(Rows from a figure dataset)
※

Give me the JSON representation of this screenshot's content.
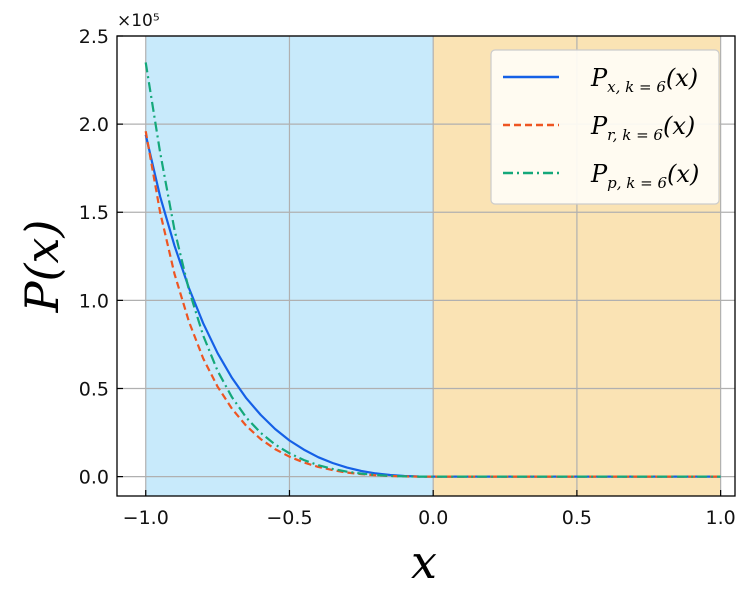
{
  "chart_data": {
    "type": "line",
    "xlabel": "x",
    "ylabel": "P(x)",
    "y_scale_label": "×10⁵",
    "xlim": [
      -1.1,
      1.05
    ],
    "ylim": [
      -11000,
      250000
    ],
    "x_ticks": [
      -1.0,
      -0.5,
      0.0,
      0.5,
      1.0
    ],
    "x_tick_labels": [
      "−1.0",
      "−0.5",
      "0.0",
      "0.5",
      "1.0"
    ],
    "y_ticks": [
      0,
      50000,
      100000,
      150000,
      200000,
      250000
    ],
    "y_tick_labels": [
      "0.0",
      "0.5",
      "1.0",
      "1.5",
      "2.0",
      "2.5"
    ],
    "grid": true,
    "legend_position": "top-right",
    "shaded_regions": [
      {
        "x_range": [
          -1.0,
          0.0
        ],
        "color": "#c8eafb"
      },
      {
        "x_range": [
          0.0,
          1.0
        ],
        "color": "#fae3b4"
      }
    ],
    "x": [
      -1.0,
      -0.95,
      -0.9,
      -0.85,
      -0.8,
      -0.75,
      -0.7,
      -0.65,
      -0.6,
      -0.55,
      -0.5,
      -0.45,
      -0.4,
      -0.35,
      -0.3,
      -0.25,
      -0.2,
      -0.15,
      -0.1,
      -0.05,
      0.0,
      0.25,
      0.5,
      0.75,
      1.0
    ],
    "series": [
      {
        "name": "P_{x,k=6}(x)",
        "legend_main": "P",
        "legend_sub": "x, k = 6",
        "legend_tail": "(x)",
        "color": "#1560e6",
        "dash": "solid",
        "values": [
          194000,
          159000,
          131000,
          107000,
          87000,
          70000,
          56000,
          44500,
          35000,
          27000,
          20500,
          15300,
          11000,
          7700,
          5100,
          3200,
          1800,
          900,
          350,
          80,
          0,
          0,
          0,
          0,
          0
        ]
      },
      {
        "name": "P_{r,k=6}(x)",
        "legend_main": "P",
        "legend_sub": "r, k = 6",
        "legend_tail": "(x)",
        "color": "#ee5522",
        "dash": "dashed",
        "values": [
          196000,
          150000,
          115000,
          88000,
          67000,
          51000,
          38500,
          28800,
          21300,
          15600,
          11300,
          8000,
          5500,
          3700,
          2300,
          1400,
          750,
          350,
          120,
          20,
          0,
          0,
          0,
          0,
          0
        ]
      },
      {
        "name": "P_{p,k=6}(x)",
        "legend_main": "P",
        "legend_sub": "p, k = 6",
        "legend_tail": "(x)",
        "color": "#14a87a",
        "dash": "dashdot",
        "values": [
          235000,
          184000,
          140000,
          106000,
          80000,
          60000,
          45000,
          33500,
          24800,
          18200,
          13200,
          9400,
          6500,
          4400,
          2800,
          1700,
          900,
          420,
          150,
          30,
          0,
          0,
          0,
          0,
          0
        ]
      }
    ]
  }
}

※

## Aim of the exercise
Reproduce the entries exactly. Do not carry over any picture.

## Response to this task
Give me the JSON representation of this screenshot's content.
{
  "chart_data": {
    "type": "line",
    "xlabel": "x",
    "ylabel": "P(x)",
    "y_scale_label": "×10⁵",
    "xlim": [
      -1.1,
      1.05
    ],
    "ylim": [
      -11000,
      250000
    ],
    "x_ticks": [
      -1.0,
      -0.5,
      0.0,
      0.5,
      1.0
    ],
    "x_tick_labels": [
      "−1.0",
      "−0.5",
      "0.0",
      "0.5",
      "1.0"
    ],
    "y_ticks": [
      0,
      50000,
      100000,
      150000,
      200000,
      250000
    ],
    "y_tick_labels": [
      "0.0",
      "0.5",
      "1.0",
      "1.5",
      "2.0",
      "2.5"
    ],
    "grid": true,
    "legend_position": "top-right",
    "shaded_regions": [
      {
        "x_range": [
          -1.0,
          0.0
        ],
        "color": "#c8eafb"
      },
      {
        "x_range": [
          0.0,
          1.0
        ],
        "color": "#fae3b4"
      }
    ],
    "x": [
      -1.0,
      -0.95,
      -0.9,
      -0.85,
      -0.8,
      -0.75,
      -0.7,
      -0.65,
      -0.6,
      -0.55,
      -0.5,
      -0.45,
      -0.4,
      -0.35,
      -0.3,
      -0.25,
      -0.2,
      -0.15,
      -0.1,
      -0.05,
      0.0,
      0.25,
      0.5,
      0.75,
      1.0
    ],
    "series": [
      {
        "name": "P_{x,k=6}(x)",
        "legend_main": "P",
        "legend_sub": "x, k = 6",
        "legend_tail": "(x)",
        "color": "#1560e6",
        "dash": "solid",
        "values": [
          194000,
          159000,
          131000,
          107000,
          87000,
          70000,
          56000,
          44500,
          35000,
          27000,
          20500,
          15300,
          11000,
          7700,
          5100,
          3200,
          1800,
          900,
          350,
          80,
          0,
          0,
          0,
          0,
          0
        ]
      },
      {
        "name": "P_{r,k=6}(x)",
        "legend_main": "P",
        "legend_sub": "r, k = 6",
        "legend_tail": "(x)",
        "color": "#ee5522",
        "dash": "dashed",
        "values": [
          196000,
          150000,
          115000,
          88000,
          67000,
          51000,
          38500,
          28800,
          21300,
          15600,
          11300,
          8000,
          5500,
          3700,
          2300,
          1400,
          750,
          350,
          120,
          20,
          0,
          0,
          0,
          0,
          0
        ]
      },
      {
        "name": "P_{p,k=6}(x)",
        "legend_main": "P",
        "legend_sub": "p, k = 6",
        "legend_tail": "(x)",
        "color": "#14a87a",
        "dash": "dashdot",
        "values": [
          235000,
          184000,
          140000,
          106000,
          80000,
          60000,
          45000,
          33500,
          24800,
          18200,
          13200,
          9400,
          6500,
          4400,
          2800,
          1700,
          900,
          420,
          150,
          30,
          0,
          0,
          0,
          0,
          0
        ]
      }
    ]
  }
}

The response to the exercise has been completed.